··· Material provided
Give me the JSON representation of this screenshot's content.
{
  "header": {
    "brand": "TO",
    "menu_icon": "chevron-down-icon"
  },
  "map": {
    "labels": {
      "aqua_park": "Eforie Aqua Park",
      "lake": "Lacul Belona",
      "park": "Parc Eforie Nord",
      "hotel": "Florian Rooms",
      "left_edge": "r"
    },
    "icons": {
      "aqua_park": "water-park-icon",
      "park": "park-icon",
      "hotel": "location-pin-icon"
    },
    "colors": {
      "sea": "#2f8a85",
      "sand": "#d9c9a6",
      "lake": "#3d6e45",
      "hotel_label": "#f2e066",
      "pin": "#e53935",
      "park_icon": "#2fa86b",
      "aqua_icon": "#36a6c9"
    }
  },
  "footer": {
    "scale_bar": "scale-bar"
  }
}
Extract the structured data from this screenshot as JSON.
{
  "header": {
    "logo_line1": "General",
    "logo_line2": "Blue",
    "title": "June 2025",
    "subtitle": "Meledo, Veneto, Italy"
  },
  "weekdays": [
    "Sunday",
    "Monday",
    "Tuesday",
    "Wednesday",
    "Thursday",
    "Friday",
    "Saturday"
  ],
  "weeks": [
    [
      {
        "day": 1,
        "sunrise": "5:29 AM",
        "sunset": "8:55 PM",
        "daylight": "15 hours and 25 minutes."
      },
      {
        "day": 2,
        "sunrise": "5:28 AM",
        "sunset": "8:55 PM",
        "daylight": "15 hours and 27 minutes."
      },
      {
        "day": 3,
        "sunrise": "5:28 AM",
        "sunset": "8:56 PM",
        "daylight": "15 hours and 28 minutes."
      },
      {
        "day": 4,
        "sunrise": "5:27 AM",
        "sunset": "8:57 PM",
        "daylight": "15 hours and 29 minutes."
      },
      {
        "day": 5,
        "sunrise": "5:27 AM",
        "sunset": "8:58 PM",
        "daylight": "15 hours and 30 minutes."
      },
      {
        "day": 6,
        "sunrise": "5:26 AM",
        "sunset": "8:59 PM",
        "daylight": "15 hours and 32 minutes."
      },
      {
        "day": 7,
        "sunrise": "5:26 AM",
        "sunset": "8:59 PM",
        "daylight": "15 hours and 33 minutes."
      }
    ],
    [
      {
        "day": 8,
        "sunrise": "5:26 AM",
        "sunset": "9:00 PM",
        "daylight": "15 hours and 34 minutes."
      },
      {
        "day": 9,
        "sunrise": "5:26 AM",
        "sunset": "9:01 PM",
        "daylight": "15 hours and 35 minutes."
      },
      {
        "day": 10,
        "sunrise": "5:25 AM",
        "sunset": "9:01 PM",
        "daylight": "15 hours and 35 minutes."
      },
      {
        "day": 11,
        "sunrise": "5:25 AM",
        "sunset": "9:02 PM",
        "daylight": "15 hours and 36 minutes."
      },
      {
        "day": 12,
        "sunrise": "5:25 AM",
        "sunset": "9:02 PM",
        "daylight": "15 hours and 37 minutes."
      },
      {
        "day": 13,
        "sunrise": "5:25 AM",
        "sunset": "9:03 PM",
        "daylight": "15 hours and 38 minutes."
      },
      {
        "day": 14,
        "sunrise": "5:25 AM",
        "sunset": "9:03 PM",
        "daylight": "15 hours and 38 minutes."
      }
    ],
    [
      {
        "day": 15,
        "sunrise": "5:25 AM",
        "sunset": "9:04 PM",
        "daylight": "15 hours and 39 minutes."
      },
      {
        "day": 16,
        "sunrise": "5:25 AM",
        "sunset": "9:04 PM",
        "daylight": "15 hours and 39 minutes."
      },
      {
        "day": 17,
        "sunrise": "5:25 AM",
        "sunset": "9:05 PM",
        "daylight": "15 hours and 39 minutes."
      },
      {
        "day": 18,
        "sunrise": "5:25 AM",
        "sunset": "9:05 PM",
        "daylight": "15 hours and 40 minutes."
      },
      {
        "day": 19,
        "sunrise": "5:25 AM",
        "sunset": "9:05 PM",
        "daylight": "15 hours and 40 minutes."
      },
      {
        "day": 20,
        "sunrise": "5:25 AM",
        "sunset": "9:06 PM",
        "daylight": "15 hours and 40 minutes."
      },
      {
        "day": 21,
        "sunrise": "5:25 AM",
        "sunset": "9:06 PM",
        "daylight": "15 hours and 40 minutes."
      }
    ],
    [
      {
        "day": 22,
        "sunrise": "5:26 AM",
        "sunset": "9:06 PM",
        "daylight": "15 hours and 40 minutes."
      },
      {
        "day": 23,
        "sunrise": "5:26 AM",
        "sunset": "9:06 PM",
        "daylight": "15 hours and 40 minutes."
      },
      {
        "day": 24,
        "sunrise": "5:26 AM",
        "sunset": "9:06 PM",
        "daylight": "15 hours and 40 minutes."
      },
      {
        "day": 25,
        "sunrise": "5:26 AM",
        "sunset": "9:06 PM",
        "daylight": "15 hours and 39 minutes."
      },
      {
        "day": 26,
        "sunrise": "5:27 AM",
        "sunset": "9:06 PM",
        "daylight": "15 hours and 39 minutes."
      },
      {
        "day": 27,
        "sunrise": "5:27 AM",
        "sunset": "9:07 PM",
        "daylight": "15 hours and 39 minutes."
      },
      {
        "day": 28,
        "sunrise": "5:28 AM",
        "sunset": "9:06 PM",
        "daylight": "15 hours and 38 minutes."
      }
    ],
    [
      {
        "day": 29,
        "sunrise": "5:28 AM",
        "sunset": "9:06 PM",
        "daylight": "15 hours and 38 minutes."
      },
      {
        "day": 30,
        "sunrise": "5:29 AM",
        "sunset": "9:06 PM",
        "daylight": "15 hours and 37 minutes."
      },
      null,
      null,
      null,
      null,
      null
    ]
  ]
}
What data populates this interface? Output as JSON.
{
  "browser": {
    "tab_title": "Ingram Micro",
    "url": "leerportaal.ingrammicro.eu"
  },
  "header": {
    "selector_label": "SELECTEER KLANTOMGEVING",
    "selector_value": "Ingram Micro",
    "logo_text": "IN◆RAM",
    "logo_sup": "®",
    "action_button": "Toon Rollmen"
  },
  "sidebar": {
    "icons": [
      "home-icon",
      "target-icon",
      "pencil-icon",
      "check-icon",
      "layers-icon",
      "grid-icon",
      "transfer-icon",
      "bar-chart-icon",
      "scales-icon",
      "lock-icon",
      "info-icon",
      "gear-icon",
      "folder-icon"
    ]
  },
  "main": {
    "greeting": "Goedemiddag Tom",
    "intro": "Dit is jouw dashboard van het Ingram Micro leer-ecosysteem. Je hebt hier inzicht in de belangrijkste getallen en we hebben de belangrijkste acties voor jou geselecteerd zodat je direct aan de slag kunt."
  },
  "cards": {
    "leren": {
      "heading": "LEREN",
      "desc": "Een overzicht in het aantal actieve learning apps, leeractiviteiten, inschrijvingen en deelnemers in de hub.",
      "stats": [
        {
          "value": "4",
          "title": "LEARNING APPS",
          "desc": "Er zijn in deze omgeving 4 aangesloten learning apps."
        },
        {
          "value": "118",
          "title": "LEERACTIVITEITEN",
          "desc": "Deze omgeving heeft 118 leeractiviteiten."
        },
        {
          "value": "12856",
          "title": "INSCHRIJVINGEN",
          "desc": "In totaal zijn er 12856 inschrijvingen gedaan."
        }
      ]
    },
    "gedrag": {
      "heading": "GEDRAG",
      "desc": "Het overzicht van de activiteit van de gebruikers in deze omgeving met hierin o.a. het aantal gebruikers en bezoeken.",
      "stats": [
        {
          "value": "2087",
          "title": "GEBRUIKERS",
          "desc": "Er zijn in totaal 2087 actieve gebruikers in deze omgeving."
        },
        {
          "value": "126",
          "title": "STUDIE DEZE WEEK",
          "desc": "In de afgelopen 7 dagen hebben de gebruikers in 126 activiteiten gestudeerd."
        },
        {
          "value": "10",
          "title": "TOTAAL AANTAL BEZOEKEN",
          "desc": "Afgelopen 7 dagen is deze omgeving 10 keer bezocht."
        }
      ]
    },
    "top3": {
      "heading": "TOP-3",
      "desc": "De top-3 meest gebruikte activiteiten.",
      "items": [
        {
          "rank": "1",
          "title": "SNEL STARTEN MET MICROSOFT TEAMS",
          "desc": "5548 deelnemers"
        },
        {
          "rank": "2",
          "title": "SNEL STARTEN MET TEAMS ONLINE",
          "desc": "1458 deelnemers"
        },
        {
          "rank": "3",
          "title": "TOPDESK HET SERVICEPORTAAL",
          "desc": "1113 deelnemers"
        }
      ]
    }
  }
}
······
Exercise requirements - State how many lines of the entries above include the word "data", offering no text other than the number.

Finished task - 2